Task description: Where the string "this" occurs in the material below, report the whole line.

### Records to use ###

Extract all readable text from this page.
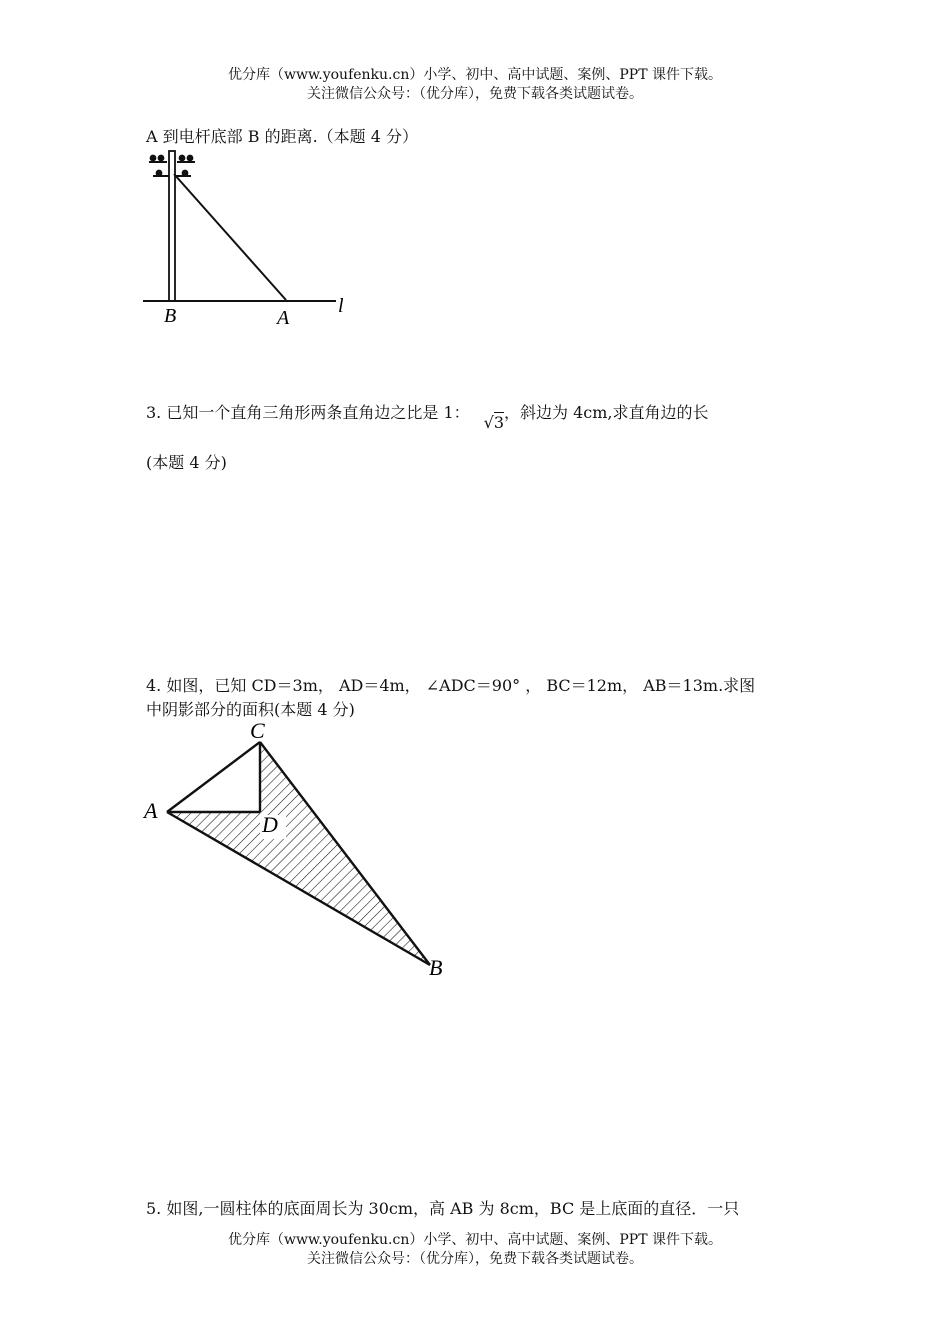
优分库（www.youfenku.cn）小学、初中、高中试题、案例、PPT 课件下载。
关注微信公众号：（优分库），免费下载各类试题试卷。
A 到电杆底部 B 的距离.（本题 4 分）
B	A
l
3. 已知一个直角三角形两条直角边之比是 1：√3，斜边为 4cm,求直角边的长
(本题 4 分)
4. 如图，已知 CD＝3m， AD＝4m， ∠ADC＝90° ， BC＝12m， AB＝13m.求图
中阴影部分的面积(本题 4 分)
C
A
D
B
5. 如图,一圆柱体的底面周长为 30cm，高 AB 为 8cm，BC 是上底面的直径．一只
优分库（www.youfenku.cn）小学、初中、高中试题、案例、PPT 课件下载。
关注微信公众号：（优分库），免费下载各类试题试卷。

###
### Records to use ###

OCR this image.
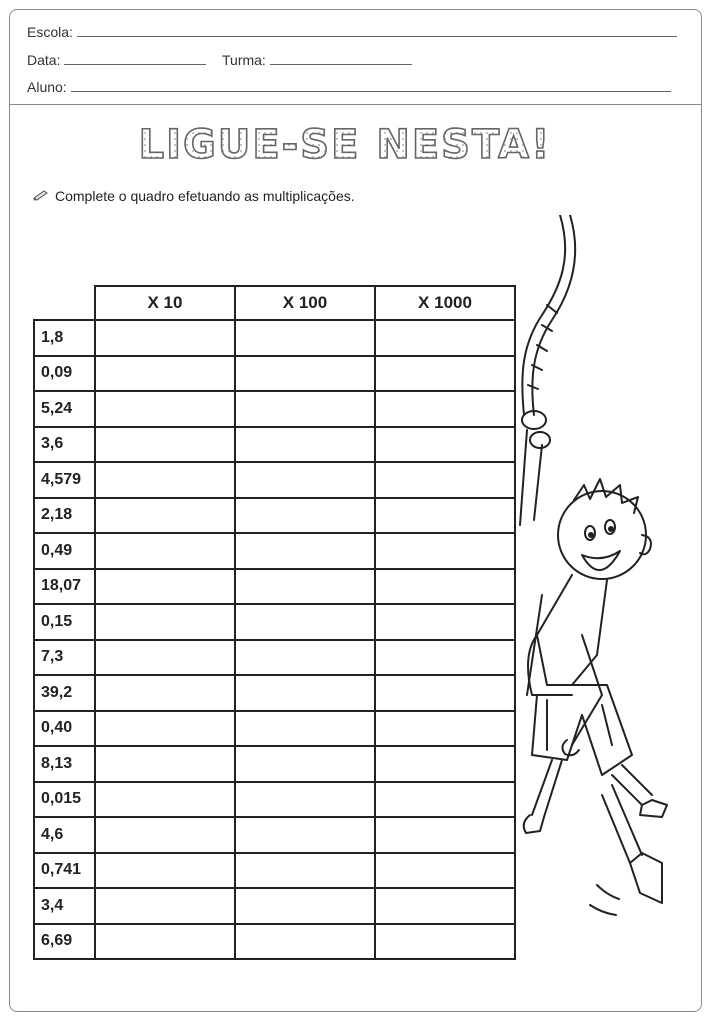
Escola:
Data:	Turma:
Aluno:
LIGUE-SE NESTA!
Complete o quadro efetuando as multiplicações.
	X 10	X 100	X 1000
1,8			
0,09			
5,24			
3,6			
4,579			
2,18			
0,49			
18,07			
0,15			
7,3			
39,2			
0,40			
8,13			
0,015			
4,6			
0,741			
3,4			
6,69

###

Solution to the problem:
Extract all readable text from this page.
OCR this image.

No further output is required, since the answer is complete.